Fluorosilicic acid is composed of
tetrafluorosiliciate gas and other species of fluorine gases captured in
pollution scrubbers and concentrated into a 23% solution during wet process
phosphate fertilizer manufacture. Generally, the acid is stored in outdoor
cooling ponds before being shipped to US cities to artificially fluoridate
drinking water.
Fluoridating drinking water with
recovered pollution is a cost-effective means of disposing of toxic waste.
The fluorosilicic acid would otherwise be classified as a hazardous toxic
waste on the Superfund Priorities List of toxic substances that pose the
most significant risk to human health and the greatest potential liability
for manufacturers.
Phosphate fertilizer suppliers
have more than $10 billion invested in production and mining facilities in
Florida. Phosphate fertilizer production accounts for $800 million in wages
per year. Florida's mines produce 30% of the world supply and 75% of the US
supply of phosphate fertilizers. Much of the country's supply of
fluoro-silicic acid for water fluoridation is also produced in Florida.
Phosphate fertilizer
manufacturing and mining are not environment friendly operations. Fluorides
and radionuclides are the primary toxic pollutants from the manufacture of
phosphate fertilizer in Central Florida. People living near the fertilizer
plants and mines, experience lung cancer and leukemia rates that are double
the state average. Much of West Central Florida has become a toxic waste
dump for phosphate fertilizer manufacturers. Federal and state pollution
regulations have been modified to accommodate phosphate fertilizer
production and use: These regulations have included using recovered
pollution for water fluoridation.

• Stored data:

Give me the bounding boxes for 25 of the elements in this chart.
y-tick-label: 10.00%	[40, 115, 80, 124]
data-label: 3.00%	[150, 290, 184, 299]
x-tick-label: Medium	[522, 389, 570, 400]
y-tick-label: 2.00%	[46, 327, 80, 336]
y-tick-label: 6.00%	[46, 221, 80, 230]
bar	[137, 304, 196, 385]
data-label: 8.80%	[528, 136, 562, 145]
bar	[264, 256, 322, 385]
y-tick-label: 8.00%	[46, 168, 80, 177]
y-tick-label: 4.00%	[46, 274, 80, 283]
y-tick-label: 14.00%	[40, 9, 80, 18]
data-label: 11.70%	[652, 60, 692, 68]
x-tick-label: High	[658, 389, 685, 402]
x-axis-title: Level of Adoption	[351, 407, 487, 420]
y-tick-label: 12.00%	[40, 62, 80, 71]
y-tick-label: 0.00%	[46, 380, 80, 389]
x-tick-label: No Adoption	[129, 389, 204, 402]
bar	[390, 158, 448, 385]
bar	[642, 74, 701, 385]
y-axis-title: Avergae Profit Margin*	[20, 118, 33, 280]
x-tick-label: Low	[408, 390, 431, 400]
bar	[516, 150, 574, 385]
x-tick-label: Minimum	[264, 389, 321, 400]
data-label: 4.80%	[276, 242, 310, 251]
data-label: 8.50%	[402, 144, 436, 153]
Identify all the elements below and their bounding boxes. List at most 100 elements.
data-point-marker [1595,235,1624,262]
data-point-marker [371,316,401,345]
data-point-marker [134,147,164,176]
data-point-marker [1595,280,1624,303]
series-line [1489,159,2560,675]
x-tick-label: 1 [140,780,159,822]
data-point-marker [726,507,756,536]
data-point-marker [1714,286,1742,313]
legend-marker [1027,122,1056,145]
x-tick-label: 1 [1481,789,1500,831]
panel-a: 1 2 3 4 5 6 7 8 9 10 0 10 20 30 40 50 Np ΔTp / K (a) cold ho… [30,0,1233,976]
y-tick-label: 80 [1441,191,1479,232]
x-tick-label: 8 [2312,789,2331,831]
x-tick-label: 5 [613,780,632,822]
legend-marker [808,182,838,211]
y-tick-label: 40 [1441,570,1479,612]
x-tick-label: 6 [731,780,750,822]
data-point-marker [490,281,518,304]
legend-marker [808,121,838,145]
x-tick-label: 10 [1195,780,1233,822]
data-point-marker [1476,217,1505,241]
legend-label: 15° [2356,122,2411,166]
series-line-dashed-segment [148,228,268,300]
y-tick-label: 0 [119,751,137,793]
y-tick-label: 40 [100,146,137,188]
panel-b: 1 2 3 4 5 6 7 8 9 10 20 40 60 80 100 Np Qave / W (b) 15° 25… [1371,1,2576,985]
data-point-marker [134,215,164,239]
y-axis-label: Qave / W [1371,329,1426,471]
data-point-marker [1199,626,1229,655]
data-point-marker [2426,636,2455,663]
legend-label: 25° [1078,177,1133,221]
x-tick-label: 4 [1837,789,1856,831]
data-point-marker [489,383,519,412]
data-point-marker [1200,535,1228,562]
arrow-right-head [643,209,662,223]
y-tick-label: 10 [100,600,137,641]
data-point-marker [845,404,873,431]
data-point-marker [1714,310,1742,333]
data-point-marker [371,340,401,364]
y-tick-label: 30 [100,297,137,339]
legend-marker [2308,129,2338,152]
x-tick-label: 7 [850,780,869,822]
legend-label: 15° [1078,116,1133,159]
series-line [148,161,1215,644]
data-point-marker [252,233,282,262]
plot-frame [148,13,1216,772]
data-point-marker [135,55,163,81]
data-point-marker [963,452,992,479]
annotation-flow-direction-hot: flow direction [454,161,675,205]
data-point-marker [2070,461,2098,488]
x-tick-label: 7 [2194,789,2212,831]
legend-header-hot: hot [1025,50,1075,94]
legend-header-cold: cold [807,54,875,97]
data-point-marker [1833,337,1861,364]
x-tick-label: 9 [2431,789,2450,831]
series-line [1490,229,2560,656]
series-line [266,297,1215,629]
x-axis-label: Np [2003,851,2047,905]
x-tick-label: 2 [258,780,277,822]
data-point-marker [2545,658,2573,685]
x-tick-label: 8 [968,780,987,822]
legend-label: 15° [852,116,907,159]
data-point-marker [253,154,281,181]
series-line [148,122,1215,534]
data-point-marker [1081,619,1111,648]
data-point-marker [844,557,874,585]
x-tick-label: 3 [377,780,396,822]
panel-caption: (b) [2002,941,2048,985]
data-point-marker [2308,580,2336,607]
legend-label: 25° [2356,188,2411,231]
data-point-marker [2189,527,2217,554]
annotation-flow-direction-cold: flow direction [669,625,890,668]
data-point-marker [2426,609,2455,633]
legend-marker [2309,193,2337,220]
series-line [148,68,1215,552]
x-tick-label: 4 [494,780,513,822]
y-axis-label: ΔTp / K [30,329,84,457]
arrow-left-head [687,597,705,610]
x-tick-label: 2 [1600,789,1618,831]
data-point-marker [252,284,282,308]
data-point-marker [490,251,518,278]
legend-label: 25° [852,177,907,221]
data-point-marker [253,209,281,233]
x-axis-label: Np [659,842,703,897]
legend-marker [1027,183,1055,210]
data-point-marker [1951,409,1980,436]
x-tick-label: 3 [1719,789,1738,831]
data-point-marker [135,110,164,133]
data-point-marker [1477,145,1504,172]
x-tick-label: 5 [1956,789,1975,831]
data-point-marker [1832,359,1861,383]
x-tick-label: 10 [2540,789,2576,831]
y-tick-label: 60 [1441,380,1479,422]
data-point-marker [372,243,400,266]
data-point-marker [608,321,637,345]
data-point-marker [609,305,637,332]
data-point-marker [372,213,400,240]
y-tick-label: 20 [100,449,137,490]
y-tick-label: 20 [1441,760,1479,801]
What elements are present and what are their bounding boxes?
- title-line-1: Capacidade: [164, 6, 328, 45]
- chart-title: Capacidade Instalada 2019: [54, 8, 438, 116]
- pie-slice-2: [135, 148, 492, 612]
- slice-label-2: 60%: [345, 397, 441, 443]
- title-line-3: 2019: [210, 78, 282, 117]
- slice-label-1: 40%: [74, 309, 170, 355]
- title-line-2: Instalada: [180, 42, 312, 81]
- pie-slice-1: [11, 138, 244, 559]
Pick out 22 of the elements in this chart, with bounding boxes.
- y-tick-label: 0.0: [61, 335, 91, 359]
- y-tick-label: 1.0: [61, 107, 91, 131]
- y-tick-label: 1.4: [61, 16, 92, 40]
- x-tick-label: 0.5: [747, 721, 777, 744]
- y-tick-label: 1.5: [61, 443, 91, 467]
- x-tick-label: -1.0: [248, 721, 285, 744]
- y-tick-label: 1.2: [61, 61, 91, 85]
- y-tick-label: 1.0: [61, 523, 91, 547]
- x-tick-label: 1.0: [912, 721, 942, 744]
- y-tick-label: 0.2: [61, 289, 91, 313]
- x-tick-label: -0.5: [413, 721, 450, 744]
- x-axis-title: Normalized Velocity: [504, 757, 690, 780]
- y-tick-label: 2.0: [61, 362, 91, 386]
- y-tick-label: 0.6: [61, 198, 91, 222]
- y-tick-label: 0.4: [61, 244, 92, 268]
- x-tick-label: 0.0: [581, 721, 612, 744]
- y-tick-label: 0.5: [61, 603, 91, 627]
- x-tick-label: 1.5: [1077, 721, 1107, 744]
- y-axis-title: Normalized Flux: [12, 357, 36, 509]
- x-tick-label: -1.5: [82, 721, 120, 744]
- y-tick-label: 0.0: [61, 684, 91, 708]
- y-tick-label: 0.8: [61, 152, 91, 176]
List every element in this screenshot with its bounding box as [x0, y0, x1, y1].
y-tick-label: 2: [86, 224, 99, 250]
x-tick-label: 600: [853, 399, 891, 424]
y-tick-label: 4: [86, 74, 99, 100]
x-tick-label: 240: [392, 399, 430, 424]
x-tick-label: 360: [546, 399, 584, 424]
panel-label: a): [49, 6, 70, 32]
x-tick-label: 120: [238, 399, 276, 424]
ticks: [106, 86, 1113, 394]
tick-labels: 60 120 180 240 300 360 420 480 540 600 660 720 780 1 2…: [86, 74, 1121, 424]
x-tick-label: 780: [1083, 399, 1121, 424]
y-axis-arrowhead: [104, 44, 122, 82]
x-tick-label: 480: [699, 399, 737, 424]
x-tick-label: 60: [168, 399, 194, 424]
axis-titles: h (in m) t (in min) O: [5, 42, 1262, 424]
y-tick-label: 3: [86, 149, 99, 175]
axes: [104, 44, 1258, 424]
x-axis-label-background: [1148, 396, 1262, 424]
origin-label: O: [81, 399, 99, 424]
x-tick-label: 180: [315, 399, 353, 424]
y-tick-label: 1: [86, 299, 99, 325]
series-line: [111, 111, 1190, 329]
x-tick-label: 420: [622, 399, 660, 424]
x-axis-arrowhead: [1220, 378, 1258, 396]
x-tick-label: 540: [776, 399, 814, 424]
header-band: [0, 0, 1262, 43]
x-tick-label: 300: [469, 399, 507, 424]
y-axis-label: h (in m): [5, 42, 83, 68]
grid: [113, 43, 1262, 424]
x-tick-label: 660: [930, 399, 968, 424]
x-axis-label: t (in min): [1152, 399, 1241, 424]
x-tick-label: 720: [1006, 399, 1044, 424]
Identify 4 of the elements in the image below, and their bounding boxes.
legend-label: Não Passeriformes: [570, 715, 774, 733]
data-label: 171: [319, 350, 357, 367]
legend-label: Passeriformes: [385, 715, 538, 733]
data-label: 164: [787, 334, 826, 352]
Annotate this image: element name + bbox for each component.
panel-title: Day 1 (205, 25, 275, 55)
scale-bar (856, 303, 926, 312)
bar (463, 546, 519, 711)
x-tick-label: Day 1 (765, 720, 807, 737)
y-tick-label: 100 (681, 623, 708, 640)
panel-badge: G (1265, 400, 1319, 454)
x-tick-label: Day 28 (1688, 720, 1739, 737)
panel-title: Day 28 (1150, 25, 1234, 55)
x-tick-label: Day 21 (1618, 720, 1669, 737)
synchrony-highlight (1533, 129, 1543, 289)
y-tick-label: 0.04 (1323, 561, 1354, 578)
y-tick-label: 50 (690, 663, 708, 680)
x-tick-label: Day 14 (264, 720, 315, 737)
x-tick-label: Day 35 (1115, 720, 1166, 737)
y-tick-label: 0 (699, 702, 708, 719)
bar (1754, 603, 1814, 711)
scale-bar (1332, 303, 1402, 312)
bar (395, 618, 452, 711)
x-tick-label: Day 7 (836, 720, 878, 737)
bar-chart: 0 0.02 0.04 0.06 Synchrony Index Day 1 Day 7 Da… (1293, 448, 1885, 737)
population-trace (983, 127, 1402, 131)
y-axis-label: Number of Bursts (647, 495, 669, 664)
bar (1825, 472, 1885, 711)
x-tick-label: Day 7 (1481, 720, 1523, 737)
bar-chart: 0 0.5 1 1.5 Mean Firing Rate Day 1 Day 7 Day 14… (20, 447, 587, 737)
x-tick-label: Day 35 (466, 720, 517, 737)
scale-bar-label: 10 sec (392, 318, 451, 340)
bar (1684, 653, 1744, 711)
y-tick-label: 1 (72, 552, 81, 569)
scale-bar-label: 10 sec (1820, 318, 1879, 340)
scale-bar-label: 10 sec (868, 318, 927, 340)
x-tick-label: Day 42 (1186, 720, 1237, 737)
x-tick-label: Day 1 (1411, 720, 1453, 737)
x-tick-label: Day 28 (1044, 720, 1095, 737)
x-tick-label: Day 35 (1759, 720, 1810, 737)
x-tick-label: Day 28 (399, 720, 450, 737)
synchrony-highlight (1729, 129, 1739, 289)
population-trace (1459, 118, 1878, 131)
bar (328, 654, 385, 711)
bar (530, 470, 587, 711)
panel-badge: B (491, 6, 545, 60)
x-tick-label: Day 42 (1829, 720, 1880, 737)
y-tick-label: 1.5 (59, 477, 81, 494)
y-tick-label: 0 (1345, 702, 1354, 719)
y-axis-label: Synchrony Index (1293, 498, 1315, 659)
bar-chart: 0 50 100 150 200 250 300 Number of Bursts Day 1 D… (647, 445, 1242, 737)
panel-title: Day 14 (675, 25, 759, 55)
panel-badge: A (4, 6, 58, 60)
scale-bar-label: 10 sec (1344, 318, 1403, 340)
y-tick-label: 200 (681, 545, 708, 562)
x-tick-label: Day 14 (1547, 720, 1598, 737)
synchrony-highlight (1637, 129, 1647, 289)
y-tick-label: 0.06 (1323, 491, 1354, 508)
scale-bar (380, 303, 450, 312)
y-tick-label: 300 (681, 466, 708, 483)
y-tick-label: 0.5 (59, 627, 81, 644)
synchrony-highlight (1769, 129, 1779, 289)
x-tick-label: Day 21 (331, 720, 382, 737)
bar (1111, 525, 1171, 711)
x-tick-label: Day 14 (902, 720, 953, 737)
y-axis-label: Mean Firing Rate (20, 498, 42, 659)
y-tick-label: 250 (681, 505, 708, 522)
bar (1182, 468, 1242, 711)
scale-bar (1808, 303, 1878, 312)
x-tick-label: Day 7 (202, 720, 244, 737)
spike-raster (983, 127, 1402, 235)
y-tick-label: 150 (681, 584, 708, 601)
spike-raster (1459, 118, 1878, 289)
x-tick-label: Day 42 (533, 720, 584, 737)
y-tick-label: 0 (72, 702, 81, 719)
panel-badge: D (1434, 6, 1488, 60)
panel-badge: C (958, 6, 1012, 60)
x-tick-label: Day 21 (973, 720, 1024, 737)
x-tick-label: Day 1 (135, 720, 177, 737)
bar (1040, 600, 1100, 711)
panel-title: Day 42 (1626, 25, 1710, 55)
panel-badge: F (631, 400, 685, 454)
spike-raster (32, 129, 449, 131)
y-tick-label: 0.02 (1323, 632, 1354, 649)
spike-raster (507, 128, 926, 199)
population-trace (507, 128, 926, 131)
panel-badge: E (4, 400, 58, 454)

• To do:
[1] In the passage on fluorosilicic acid, what share of the world supply of phosphate fertilizers do Florida's mines produce?
[2] Write what follows next in the passage on fluorosilicic acid and phosphate fertilizer production.

• Responses to the tasks:
[1] Florida's mines produce 30% of the world supply.

[2]
Radium wastes from filtration
systems at phosphate fertilizer facilities are among the most radioactive
types of naturally occurring radioactive material (NORM) wastes. The radium
wastes are so concentrated, they cannot be disposed of at the one US
landfill licensed to accept NORM wastes, so manufacturers dump the
radioactive wastes in acidic ponds atop 200-foot-high gypsum stacks. The
federal government has no rules for its disposal.
During the late 1960s, fluorine
emissions were damaging crops, killing fish and causing crippling skeletal
fluorosis in livestock. The EPA became concerned and enforced regulations
requiring manufacturers to install pollution scrubbers. At that time, the
facilities were dumping the concentrated pollution directly into waterways
leading into Tampa Bay.
A Phosphate Worse than Death
In the late 1960s, EPA chemist
Ervin Bellack worked out the ideal solution to a monumental pollution
problem. Because recovered phosphate fertilizer manufacturing waste contains
about 19% fluorine, Bellack concluded that the concentrated "scrubber
liquor" could be a perfect water fluoridation agent. It was a liquid and
easily soluble in water, unlike sodium fluoride - a waste product from
aluminum manufacturing. It was also inexpensive.
Fate also intervened. The
aluminum industry, which previously supplied sodium fluoride for water
fluoridation, was facing a shortage of fluorspar used in smelting aluminum.
Consequently, there was a shortage of sodium fluoride to fluoridate drinking
water.
For the phosphate fertilizer
industry, the shortage of sodium fluoride was the key to turning red ink
into black and an environmental liability into a perceived asset. With the
help of the EPA, fluorosilicic acid was transformed from a concentrated
toxic waste and a liability into a "proven cavity fighter."
The EPA and the US Public Health
Service waived all testing procedures and - with the help of the American
Dental Association (ADA) - encouraged cities to add the radioactive
concentrate into America's drinking water as an "improved" form of fluoride.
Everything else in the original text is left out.